= Work to complete =
Report how many lines below contain the word "Rewards". Give only the number.

= Dataset content =
# # # # #

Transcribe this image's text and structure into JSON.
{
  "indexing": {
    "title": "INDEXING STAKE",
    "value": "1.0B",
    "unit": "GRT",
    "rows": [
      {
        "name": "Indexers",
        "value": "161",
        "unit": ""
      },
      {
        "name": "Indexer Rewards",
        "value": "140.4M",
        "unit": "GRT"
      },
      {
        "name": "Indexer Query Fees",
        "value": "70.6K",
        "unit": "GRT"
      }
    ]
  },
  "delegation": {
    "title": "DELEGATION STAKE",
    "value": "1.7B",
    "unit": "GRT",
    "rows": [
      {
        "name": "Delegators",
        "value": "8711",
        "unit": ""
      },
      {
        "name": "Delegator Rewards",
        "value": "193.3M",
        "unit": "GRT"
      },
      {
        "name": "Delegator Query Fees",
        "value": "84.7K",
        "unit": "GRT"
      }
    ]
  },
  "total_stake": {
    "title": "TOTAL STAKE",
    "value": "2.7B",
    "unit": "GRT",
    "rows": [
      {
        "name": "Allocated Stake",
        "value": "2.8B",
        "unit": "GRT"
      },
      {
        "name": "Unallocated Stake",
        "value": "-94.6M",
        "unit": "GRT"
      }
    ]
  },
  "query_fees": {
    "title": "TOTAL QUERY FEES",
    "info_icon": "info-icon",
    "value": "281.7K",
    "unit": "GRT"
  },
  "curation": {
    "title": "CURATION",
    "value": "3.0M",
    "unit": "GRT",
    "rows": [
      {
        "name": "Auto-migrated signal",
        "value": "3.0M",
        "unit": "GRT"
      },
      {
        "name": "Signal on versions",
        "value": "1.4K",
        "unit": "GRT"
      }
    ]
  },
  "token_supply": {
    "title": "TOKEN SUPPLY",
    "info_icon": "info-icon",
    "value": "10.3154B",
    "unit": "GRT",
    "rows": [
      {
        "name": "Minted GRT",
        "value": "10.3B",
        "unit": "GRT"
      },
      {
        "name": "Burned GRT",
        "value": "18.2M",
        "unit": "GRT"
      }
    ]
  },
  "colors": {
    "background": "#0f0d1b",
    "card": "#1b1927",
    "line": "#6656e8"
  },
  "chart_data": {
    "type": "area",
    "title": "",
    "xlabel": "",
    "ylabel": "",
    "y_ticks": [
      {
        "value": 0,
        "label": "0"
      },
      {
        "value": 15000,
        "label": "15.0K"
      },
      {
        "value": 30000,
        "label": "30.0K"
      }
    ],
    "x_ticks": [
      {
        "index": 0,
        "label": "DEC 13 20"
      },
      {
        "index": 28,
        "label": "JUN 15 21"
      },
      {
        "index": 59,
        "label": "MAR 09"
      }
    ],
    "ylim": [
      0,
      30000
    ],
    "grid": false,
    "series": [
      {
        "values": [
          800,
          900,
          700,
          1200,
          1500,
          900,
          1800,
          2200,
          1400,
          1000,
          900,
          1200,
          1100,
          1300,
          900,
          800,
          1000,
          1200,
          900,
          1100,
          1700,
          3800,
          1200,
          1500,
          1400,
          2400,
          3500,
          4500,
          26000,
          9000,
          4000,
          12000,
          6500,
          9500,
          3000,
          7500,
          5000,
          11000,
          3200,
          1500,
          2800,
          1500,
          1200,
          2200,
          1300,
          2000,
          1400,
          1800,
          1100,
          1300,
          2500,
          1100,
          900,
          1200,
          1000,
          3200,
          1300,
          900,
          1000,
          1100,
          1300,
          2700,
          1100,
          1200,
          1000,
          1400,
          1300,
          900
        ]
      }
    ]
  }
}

# # # # #

= Solution for this exercise =
2